Set problem A: Update the entries from their first line through the line containing "tec-pixel: [64, 273, 72, 279]", changing "frame-bar" to "frame-border" and keeping everything else the same.

Excerpt:
══════
So remind me again, why should Lord Ahmed be a Labour peer?

Last weekend, the world was shocked to learn that a Labour peer was allegedly calling for a bounty on the heads of Bush, Blair and Obama. “Allegedly”, because there was seemingly no independent confirmation by UK media of the story, which Ahmed vehemently denied. The Labour party, for once, reacted almost immediately in suspending the whip “pending investigation”.

On Monday, thinking it strange that no-one had seemingly bothered to dig deeper into the clip from Pakistani TV, I did a little more research and was advised, by a friendly Urdu-speaking journalist, that, although the clip appears to contain footage from the relevant speech, it was voiced over and did not confirm his exact words. Alarm bells sounded.


On Tuesday it was confirmed that his exact words were different, that he “only” called for George Bush and Tony Blair to be brought to trial for war crimes, a proposal he boasted that he would personally fund. Oh, and name-checked the leader of the Mumbai bombers in a statement of brotherly solidarity.
══════
Records of where elements appear:

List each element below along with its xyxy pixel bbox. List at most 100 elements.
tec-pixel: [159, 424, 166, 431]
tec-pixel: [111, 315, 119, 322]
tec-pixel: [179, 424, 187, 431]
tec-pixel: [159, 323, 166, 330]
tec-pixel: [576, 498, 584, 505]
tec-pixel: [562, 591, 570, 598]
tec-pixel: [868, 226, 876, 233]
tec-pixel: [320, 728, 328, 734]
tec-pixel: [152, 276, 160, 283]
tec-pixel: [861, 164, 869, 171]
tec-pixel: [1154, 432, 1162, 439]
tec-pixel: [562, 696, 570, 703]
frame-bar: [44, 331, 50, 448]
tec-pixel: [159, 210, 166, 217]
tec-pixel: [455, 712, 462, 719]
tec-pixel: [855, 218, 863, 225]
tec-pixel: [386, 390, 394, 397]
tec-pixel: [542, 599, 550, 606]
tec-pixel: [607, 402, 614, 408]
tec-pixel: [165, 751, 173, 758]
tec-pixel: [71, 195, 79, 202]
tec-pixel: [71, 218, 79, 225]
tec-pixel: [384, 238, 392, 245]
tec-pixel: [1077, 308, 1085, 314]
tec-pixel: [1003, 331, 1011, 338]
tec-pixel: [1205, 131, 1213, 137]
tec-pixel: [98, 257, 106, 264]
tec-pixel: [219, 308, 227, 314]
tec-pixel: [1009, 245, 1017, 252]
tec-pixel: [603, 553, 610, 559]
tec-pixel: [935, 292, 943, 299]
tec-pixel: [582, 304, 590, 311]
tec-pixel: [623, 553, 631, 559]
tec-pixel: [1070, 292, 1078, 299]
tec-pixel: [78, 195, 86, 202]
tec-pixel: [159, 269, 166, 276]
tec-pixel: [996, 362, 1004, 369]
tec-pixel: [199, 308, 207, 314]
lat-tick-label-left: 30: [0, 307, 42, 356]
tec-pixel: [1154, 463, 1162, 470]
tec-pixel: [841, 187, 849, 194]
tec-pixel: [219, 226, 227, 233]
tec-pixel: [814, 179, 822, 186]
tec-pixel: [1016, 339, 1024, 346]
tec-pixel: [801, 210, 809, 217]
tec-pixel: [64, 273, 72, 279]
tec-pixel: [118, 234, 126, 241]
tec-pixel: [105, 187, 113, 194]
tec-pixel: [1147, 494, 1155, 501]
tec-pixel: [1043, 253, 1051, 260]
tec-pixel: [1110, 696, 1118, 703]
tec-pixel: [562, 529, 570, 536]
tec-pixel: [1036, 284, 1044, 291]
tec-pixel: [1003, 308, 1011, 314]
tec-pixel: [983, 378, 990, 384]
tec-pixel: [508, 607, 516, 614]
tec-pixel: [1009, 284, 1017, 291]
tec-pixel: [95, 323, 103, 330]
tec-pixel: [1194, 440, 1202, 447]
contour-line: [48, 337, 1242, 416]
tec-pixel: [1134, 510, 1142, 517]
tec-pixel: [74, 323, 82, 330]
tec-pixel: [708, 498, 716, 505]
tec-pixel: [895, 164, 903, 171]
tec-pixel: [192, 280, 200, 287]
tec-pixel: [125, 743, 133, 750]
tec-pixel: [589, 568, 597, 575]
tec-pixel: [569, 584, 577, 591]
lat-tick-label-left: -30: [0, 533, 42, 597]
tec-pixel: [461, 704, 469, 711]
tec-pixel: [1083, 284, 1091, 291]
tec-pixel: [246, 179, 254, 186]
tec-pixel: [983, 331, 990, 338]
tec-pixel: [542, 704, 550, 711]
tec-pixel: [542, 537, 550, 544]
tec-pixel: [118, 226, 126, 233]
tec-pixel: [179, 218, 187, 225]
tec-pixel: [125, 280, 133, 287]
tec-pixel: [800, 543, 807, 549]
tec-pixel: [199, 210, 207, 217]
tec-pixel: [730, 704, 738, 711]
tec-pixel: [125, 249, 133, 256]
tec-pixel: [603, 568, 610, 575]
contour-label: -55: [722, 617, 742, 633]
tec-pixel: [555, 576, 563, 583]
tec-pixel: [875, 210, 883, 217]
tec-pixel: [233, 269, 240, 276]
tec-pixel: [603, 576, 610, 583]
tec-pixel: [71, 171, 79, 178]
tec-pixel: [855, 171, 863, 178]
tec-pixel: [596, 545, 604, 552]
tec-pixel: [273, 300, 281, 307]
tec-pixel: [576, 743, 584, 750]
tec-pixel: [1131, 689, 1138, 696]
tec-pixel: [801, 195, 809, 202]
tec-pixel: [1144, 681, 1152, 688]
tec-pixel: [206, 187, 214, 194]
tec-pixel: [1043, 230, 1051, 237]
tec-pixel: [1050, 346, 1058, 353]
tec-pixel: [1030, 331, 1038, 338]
══════
Set problem B: Based on the article about Lord Ahmed, answer yes or no to each statement and quote the words that decide it: (i) The Labour party suspended the whip pending investigation. (ii) On Tuesday it was confirmed that Ahmed's exact words matched those in the Pakistani TV clip. (iii) Ahmed said he would personally pay for bringing Bush and Blair to trial.

Task answer A:
List each element below along with its xyxy pixel bbox. List at most 100 elements.
tec-pixel: [159, 424, 166, 431]
tec-pixel: [111, 315, 119, 322]
tec-pixel: [179, 424, 187, 431]
tec-pixel: [159, 323, 166, 330]
tec-pixel: [576, 498, 584, 505]
tec-pixel: [562, 591, 570, 598]
tec-pixel: [868, 226, 876, 233]
tec-pixel: [320, 728, 328, 734]
tec-pixel: [152, 276, 160, 283]
tec-pixel: [861, 164, 869, 171]
tec-pixel: [1154, 432, 1162, 439]
tec-pixel: [562, 696, 570, 703]
frame-border: [44, 331, 50, 448]
tec-pixel: [159, 210, 166, 217]
tec-pixel: [455, 712, 462, 719]
tec-pixel: [855, 218, 863, 225]
tec-pixel: [386, 390, 394, 397]
tec-pixel: [542, 599, 550, 606]
tec-pixel: [607, 402, 614, 408]
tec-pixel: [165, 751, 173, 758]
tec-pixel: [71, 195, 79, 202]
tec-pixel: [71, 218, 79, 225]
tec-pixel: [384, 238, 392, 245]
tec-pixel: [1077, 308, 1085, 314]
tec-pixel: [1003, 331, 1011, 338]
tec-pixel: [1205, 131, 1213, 137]
tec-pixel: [98, 257, 106, 264]
tec-pixel: [219, 308, 227, 314]
tec-pixel: [1009, 245, 1017, 252]
tec-pixel: [603, 553, 610, 559]
tec-pixel: [935, 292, 943, 299]
tec-pixel: [582, 304, 590, 311]
tec-pixel: [623, 553, 631, 559]
tec-pixel: [1070, 292, 1078, 299]
tec-pixel: [78, 195, 86, 202]
tec-pixel: [159, 269, 166, 276]
tec-pixel: [996, 362, 1004, 369]
tec-pixel: [199, 308, 207, 314]
lat-tick-label-left: 30: [0, 307, 42, 356]
tec-pixel: [1154, 463, 1162, 470]
tec-pixel: [841, 187, 849, 194]
tec-pixel: [219, 226, 227, 233]
tec-pixel: [814, 179, 822, 186]
tec-pixel: [1016, 339, 1024, 346]
tec-pixel: [801, 210, 809, 217]
tec-pixel: [64, 273, 72, 279]

Task answer B:
(i) Yes: "reacted almost immediately in suspending the whip “pending investigation”"
(ii) No: "On Tuesday it was confirmed that his exact words were different"
(iii) Yes: "a proposal he boasted that he would personally fund"